Challenge :: Show, in full, each line of the data that contains "главную".

# start of The input

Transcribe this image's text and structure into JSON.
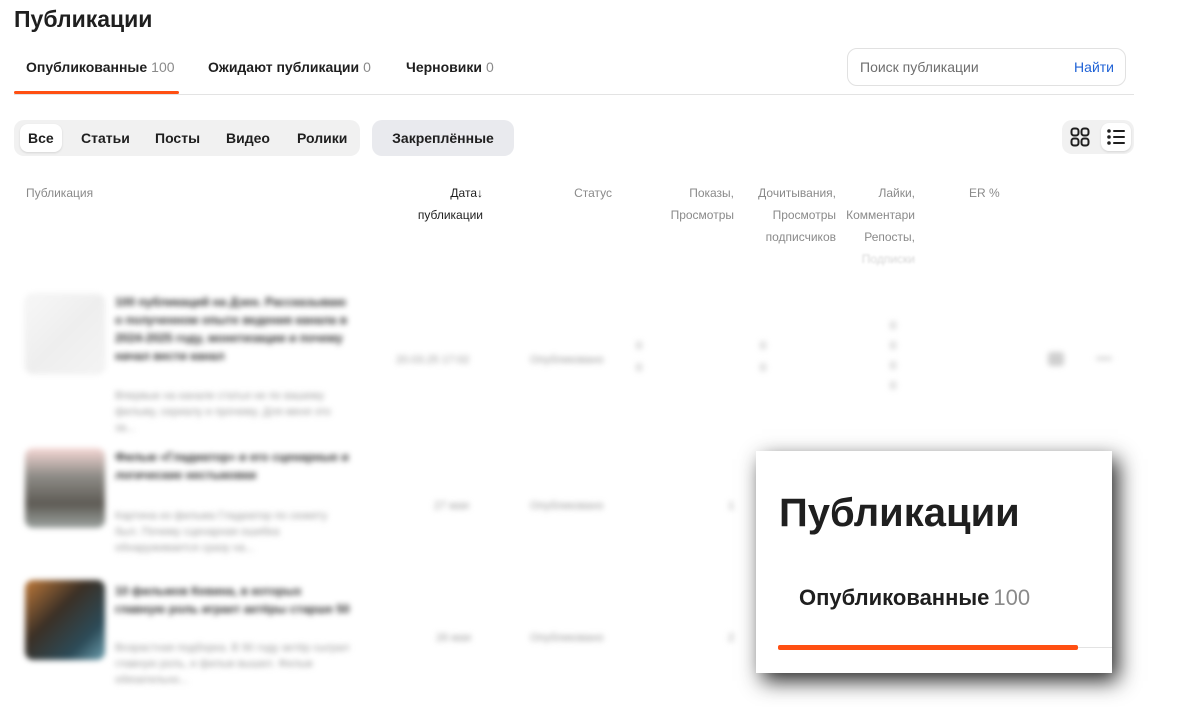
{
  "page_title": "Публикации",
  "tabs": [
    {
      "label": "Опубликованные",
      "count": "100"
    },
    {
      "label": "Ожидают публикации",
      "count": "0"
    },
    {
      "label": "Черновики",
      "count": "0"
    }
  ],
  "search": {
    "placeholder": "Поиск публикации",
    "button_label": "Найти"
  },
  "filters": [
    "Все",
    "Статьи",
    "Посты",
    "Видео",
    "Ролики"
  ],
  "pinned_label": "Закреплённые",
  "view_toggle": {
    "grid_icon": "grid-icon",
    "list_icon": "list-icon",
    "active": "list"
  },
  "table_headers": {
    "publication": "Публикация",
    "date_line1": "Дата",
    "date_arrow": "↓",
    "date_line2": "публикации",
    "status": "Статус",
    "views_line1": "Показы,",
    "views_line2": "Просмотры",
    "reads_line1": "Дочитывания,",
    "reads_line2": "Просмотры",
    "reads_line3": "подписчиков",
    "likes_line1": "Лайки,",
    "likes_line2": "Комментари",
    "likes_line3": "Репосты,",
    "likes_line4": "Подписки",
    "er": "ER %"
  },
  "rows": [
    {
      "title": "100 публикаций на Дзен. Рассказываю о полученном опыте ведения канала в 2024-2025 году, монетизации и почему начал вести канал",
      "excerpt": "Впервые на канале статья не по вашему фильму, сериалу и прочему. Для меня это за...",
      "date": "20.03.25 17:02",
      "status": "Опубликовано",
      "views": "0",
      "views2": "0",
      "reads": "0",
      "reads2": "0",
      "likes": "0",
      "comments": "0",
      "reposts": "0",
      "subs": "0"
    },
    {
      "title": "Фильм «Гладиатор» и его сценарные и логические нестыковки",
      "excerpt": "Картина из фильма Гладиатор по сюжету был. Почему сценарная ошибка обнаруживается сразу на...",
      "date": "27 мая",
      "status": "Опубликовано",
      "views": "1"
    },
    {
      "title": "10 фильмов Кевина, в которых главную роль играет актёры старше 50",
      "excerpt": "Возрастная подборка. В 90 году актёр сыграл главную роль, и фильм вышел. Фильм обязательно...",
      "date": "26 мая",
      "status": "Опубликовано",
      "views": "2"
    }
  ],
  "zoom": {
    "title": "Публикации",
    "tab_label": "Опубликованные",
    "tab_count": "100"
  },
  "colors": {
    "accent": "#ff4f12",
    "link": "#1f62d6"
  }
}
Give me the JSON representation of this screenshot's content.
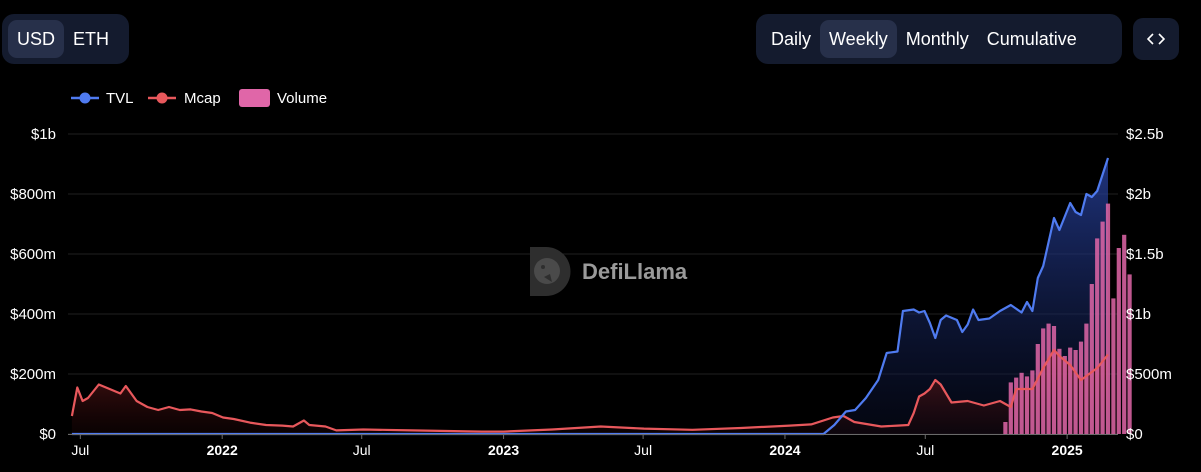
{
  "currency_toggle": {
    "options": [
      {
        "label": "USD",
        "active": true
      },
      {
        "label": "ETH",
        "active": false
      }
    ]
  },
  "period_toggle": {
    "options": [
      {
        "label": "Daily",
        "active": false
      },
      {
        "label": "Weekly",
        "active": true
      },
      {
        "label": "Monthly",
        "active": false
      },
      {
        "label": "Cumulative",
        "active": false
      }
    ]
  },
  "embed_button": {
    "icon": "code-brackets-icon"
  },
  "watermark": "DefiLlama",
  "colors": {
    "tvl": "#4f7bf0",
    "mcap": "#e8585c",
    "volume": "#e066a8",
    "grid": "#1f1f1f",
    "panel": "#141b2e"
  },
  "chart_data": {
    "type": "line",
    "legend": {
      "position": "top-left",
      "items": [
        "TVL",
        "Mcap",
        "Volume"
      ]
    },
    "grid": true,
    "x_axis": {
      "type": "date",
      "min": "2021-06-15",
      "max": "2025-03-08",
      "ticks": [
        {
          "label": "Jul",
          "date": "2021-07-01",
          "year": false
        },
        {
          "label": "2022",
          "date": "2022-01-01",
          "year": true
        },
        {
          "label": "Jul",
          "date": "2022-07-01",
          "year": false
        },
        {
          "label": "2023",
          "date": "2023-01-01",
          "year": true
        },
        {
          "label": "Jul",
          "date": "2023-07-01",
          "year": false
        },
        {
          "label": "2024",
          "date": "2024-01-01",
          "year": true
        },
        {
          "label": "Jul",
          "date": "2024-07-01",
          "year": false
        },
        {
          "label": "2025",
          "date": "2025-01-01",
          "year": true
        }
      ]
    },
    "y_left": {
      "min": 0,
      "max": 1000000000,
      "ticks": [
        {
          "label": "$0",
          "value": 0
        },
        {
          "label": "$200m",
          "value": 200000000
        },
        {
          "label": "$400m",
          "value": 400000000
        },
        {
          "label": "$600m",
          "value": 600000000
        },
        {
          "label": "$800m",
          "value": 800000000
        },
        {
          "label": "$1b",
          "value": 1000000000
        }
      ]
    },
    "y_right": {
      "min": 0,
      "max": 2500000000,
      "ticks": [
        {
          "label": "$0",
          "value": 0
        },
        {
          "label": "$500m",
          "value": 500000000
        },
        {
          "label": "$1b",
          "value": 1000000000
        },
        {
          "label": "$1.5b",
          "value": 1500000000
        },
        {
          "label": "$2b",
          "value": 2000000000
        },
        {
          "label": "$2.5b",
          "value": 2500000000
        }
      ]
    },
    "series": [
      {
        "name": "TVL",
        "axis": "left",
        "kind": "line-area",
        "color": "#4f7bf0",
        "points": [
          [
            "2021-06-20",
            0
          ],
          [
            "2024-02-20",
            0
          ],
          [
            "2024-03-05",
            30000000
          ],
          [
            "2024-03-20",
            75000000
          ],
          [
            "2024-04-01",
            80000000
          ],
          [
            "2024-04-15",
            120000000
          ],
          [
            "2024-05-01",
            180000000
          ],
          [
            "2024-05-12",
            270000000
          ],
          [
            "2024-05-26",
            275000000
          ],
          [
            "2024-06-02",
            410000000
          ],
          [
            "2024-06-16",
            415000000
          ],
          [
            "2024-06-23",
            405000000
          ],
          [
            "2024-06-30",
            410000000
          ],
          [
            "2024-07-07",
            370000000
          ],
          [
            "2024-07-14",
            320000000
          ],
          [
            "2024-07-21",
            380000000
          ],
          [
            "2024-07-28",
            395000000
          ],
          [
            "2024-08-11",
            380000000
          ],
          [
            "2024-08-18",
            340000000
          ],
          [
            "2024-08-25",
            365000000
          ],
          [
            "2024-09-01",
            415000000
          ],
          [
            "2024-09-08",
            380000000
          ],
          [
            "2024-09-22",
            385000000
          ],
          [
            "2024-10-06",
            410000000
          ],
          [
            "2024-10-20",
            430000000
          ],
          [
            "2024-11-03",
            405000000
          ],
          [
            "2024-11-10",
            440000000
          ],
          [
            "2024-11-17",
            410000000
          ],
          [
            "2024-11-24",
            520000000
          ],
          [
            "2024-12-01",
            560000000
          ],
          [
            "2024-12-08",
            640000000
          ],
          [
            "2024-12-15",
            720000000
          ],
          [
            "2024-12-22",
            680000000
          ],
          [
            "2025-01-05",
            770000000
          ],
          [
            "2025-01-12",
            740000000
          ],
          [
            "2025-01-19",
            730000000
          ],
          [
            "2025-01-26",
            800000000
          ],
          [
            "2025-02-02",
            790000000
          ],
          [
            "2025-02-09",
            810000000
          ],
          [
            "2025-02-23",
            920000000
          ]
        ]
      },
      {
        "name": "Mcap",
        "axis": "left",
        "kind": "line-area",
        "color": "#e8585c",
        "points": [
          [
            "2021-06-20",
            60000000
          ],
          [
            "2021-06-27",
            155000000
          ],
          [
            "2021-07-04",
            110000000
          ],
          [
            "2021-07-11",
            120000000
          ],
          [
            "2021-07-25",
            165000000
          ],
          [
            "2021-08-08",
            150000000
          ],
          [
            "2021-08-22",
            135000000
          ],
          [
            "2021-08-29",
            160000000
          ],
          [
            "2021-09-12",
            110000000
          ],
          [
            "2021-09-26",
            90000000
          ],
          [
            "2021-10-10",
            80000000
          ],
          [
            "2021-10-24",
            90000000
          ],
          [
            "2021-11-07",
            80000000
          ],
          [
            "2021-11-21",
            82000000
          ],
          [
            "2021-12-05",
            75000000
          ],
          [
            "2021-12-19",
            70000000
          ],
          [
            "2022-01-02",
            55000000
          ],
          [
            "2022-01-16",
            50000000
          ],
          [
            "2022-02-06",
            38000000
          ],
          [
            "2022-02-27",
            30000000
          ],
          [
            "2022-03-20",
            28000000
          ],
          [
            "2022-04-03",
            25000000
          ],
          [
            "2022-04-17",
            45000000
          ],
          [
            "2022-04-24",
            30000000
          ],
          [
            "2022-05-15",
            25000000
          ],
          [
            "2022-05-29",
            12000000
          ],
          [
            "2022-07-03",
            15000000
          ],
          [
            "2022-09-04",
            12000000
          ],
          [
            "2022-12-04",
            8000000
          ],
          [
            "2023-01-01",
            8000000
          ],
          [
            "2023-03-05",
            15000000
          ],
          [
            "2023-05-07",
            25000000
          ],
          [
            "2023-07-02",
            18000000
          ],
          [
            "2023-09-03",
            14000000
          ],
          [
            "2023-11-05",
            20000000
          ],
          [
            "2024-01-07",
            28000000
          ],
          [
            "2024-02-04",
            32000000
          ],
          [
            "2024-03-03",
            55000000
          ],
          [
            "2024-03-17",
            60000000
          ],
          [
            "2024-03-31",
            40000000
          ],
          [
            "2024-05-05",
            25000000
          ],
          [
            "2024-05-26",
            28000000
          ],
          [
            "2024-06-09",
            30000000
          ],
          [
            "2024-06-16",
            70000000
          ],
          [
            "2024-06-23",
            125000000
          ],
          [
            "2024-06-30",
            135000000
          ],
          [
            "2024-07-07",
            150000000
          ],
          [
            "2024-07-14",
            180000000
          ],
          [
            "2024-07-21",
            165000000
          ],
          [
            "2024-08-04",
            105000000
          ],
          [
            "2024-08-25",
            110000000
          ],
          [
            "2024-09-15",
            95000000
          ],
          [
            "2024-10-06",
            110000000
          ],
          [
            "2024-10-20",
            90000000
          ],
          [
            "2024-10-27",
            150000000
          ],
          [
            "2024-11-03",
            150000000
          ],
          [
            "2024-11-17",
            150000000
          ],
          [
            "2024-12-01",
            220000000
          ],
          [
            "2024-12-15",
            280000000
          ],
          [
            "2024-12-22",
            260000000
          ],
          [
            "2025-01-05",
            230000000
          ],
          [
            "2025-01-19",
            180000000
          ],
          [
            "2025-02-09",
            220000000
          ],
          [
            "2025-02-23",
            265000000
          ]
        ]
      },
      {
        "name": "Volume",
        "axis": "right",
        "kind": "bar",
        "color": "#e066a8",
        "points": [
          [
            "2024-10-13",
            100000000
          ],
          [
            "2024-10-20",
            430000000
          ],
          [
            "2024-10-27",
            470000000
          ],
          [
            "2024-11-03",
            510000000
          ],
          [
            "2024-11-10",
            480000000
          ],
          [
            "2024-11-17",
            530000000
          ],
          [
            "2024-11-24",
            750000000
          ],
          [
            "2024-12-01",
            880000000
          ],
          [
            "2024-12-08",
            920000000
          ],
          [
            "2024-12-15",
            900000000
          ],
          [
            "2024-12-22",
            710000000
          ],
          [
            "2024-12-29",
            650000000
          ],
          [
            "2025-01-05",
            720000000
          ],
          [
            "2025-01-12",
            700000000
          ],
          [
            "2025-01-19",
            770000000
          ],
          [
            "2025-01-26",
            920000000
          ],
          [
            "2025-02-02",
            1250000000
          ],
          [
            "2025-02-09",
            1630000000
          ],
          [
            "2025-02-16",
            1770000000
          ],
          [
            "2025-02-23",
            1920000000
          ],
          [
            "2025-03-02",
            1130000000
          ],
          [
            "2025-03-09",
            1550000000
          ],
          [
            "2025-03-16",
            1660000000
          ],
          [
            "2025-03-23",
            1330000000
          ]
        ]
      }
    ]
  }
}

# end of The input

Solved exercise ::
      "title": "10 фильмов Кевина, в которых главную роль играет актёры старше 50",
      "excerpt": "Возрастная подборка. В 90 году актёр сыграл главную роль, и фильм вышел. Фильм обязательно...",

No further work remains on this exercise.